Dataset excerpt:

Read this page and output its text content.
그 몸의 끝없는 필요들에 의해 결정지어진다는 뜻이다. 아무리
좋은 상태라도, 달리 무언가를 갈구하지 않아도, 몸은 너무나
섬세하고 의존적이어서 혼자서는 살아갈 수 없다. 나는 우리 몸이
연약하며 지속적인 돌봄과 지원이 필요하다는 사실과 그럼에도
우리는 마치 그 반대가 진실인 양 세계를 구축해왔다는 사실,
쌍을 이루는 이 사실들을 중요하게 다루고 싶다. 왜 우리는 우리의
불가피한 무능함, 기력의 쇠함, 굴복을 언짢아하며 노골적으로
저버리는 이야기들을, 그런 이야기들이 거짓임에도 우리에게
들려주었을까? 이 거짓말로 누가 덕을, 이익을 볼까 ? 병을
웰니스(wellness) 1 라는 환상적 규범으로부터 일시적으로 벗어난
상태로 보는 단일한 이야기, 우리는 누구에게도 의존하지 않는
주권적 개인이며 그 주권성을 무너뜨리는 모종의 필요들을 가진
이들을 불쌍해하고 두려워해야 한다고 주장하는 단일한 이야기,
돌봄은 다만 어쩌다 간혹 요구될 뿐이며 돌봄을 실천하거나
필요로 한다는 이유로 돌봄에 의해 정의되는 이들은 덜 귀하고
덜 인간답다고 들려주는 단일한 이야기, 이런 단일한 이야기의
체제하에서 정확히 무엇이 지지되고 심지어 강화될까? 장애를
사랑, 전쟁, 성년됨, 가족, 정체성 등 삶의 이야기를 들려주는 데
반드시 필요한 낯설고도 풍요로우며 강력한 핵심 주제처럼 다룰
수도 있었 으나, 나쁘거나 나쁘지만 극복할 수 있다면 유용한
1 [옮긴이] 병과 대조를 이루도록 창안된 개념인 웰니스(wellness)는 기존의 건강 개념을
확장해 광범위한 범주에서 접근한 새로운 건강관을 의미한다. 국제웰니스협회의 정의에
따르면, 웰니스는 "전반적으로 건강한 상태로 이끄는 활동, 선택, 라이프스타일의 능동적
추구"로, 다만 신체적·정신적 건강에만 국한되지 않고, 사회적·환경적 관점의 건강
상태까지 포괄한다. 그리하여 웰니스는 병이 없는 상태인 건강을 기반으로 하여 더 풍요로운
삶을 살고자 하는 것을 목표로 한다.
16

## TASK DETAILS:
Write out each line of the data above again, exactly as given.

## RESULT BELOW:
Read this page and output its text content.
그 몸의 끝없는 필요들에 의해 결정지어진다는 뜻이다. 아무리
좋은 상태라도, 달리 무언가를 갈구하지 않아도, 몸은 너무나
섬세하고 의존적이어서 혼자서는 살아갈 수 없다. 나는 우리 몸이
연약하며 지속적인 돌봄과 지원이 필요하다는 사실과 그럼에도
우리는 마치 그 반대가 진실인 양 세계를 구축해왔다는 사실,
쌍을 이루는 이 사실들을 중요하게 다루고 싶다. 왜 우리는 우리의
불가피한 무능함, 기력의 쇠함, 굴복을 언짢아하며 노골적으로
저버리는 이야기들을, 그런 이야기들이 거짓임에도 우리에게
들려주었을까? 이 거짓말로 누가 덕을, 이익을 볼까 ? 병을
웰니스(wellness) 1 라는 환상적 규범으로부터 일시적으로 벗어난
상태로 보는 단일한 이야기, 우리는 누구에게도 의존하지 않는
주권적 개인이며 그 주권성을 무너뜨리는 모종의 필요들을 가진
이들을 불쌍해하고 두려워해야 한다고 주장하는 단일한 이야기,
돌봄은 다만 어쩌다 간혹 요구될 뿐이며 돌봄을 실천하거나
필요로 한다는 이유로 돌봄에 의해 정의되는 이들은 덜 귀하고
덜 인간답다고 들려주는 단일한 이야기, 이런 단일한 이야기의
체제하에서 정확히 무엇이 지지되고 심지어 강화될까? 장애를
사랑, 전쟁, 성년됨, 가족, 정체성 등 삶의 이야기를 들려주는 데
반드시 필요한 낯설고도 풍요로우며 강력한 핵심 주제처럼 다룰
수도 있었 으나, 나쁘거나 나쁘지만 극복할 수 있다면 유용한
1 [옮긴이] 병과 대조를 이루도록 창안된 개념인 웰니스(wellness)는 기존의 건강 개념을
확장해 광범위한 범주에서 접근한 새로운 건강관을 의미한다. 국제웰니스협회의 정의에
따르면, 웰니스는 "전반적으로 건강한 상태로 이끄는 활동, 선택, 라이프스타일의 능동적
추구"로, 다만 신체적·정신적 건강에만 국한되지 않고, 사회적·환경적 관점의 건강
상태까지 포괄한다. 그리하여 웰니스는 병이 없는 상태인 건강을 기반으로 하여 더 풍요로운
삶을 살고자 하는 것을 목표로 한다.
16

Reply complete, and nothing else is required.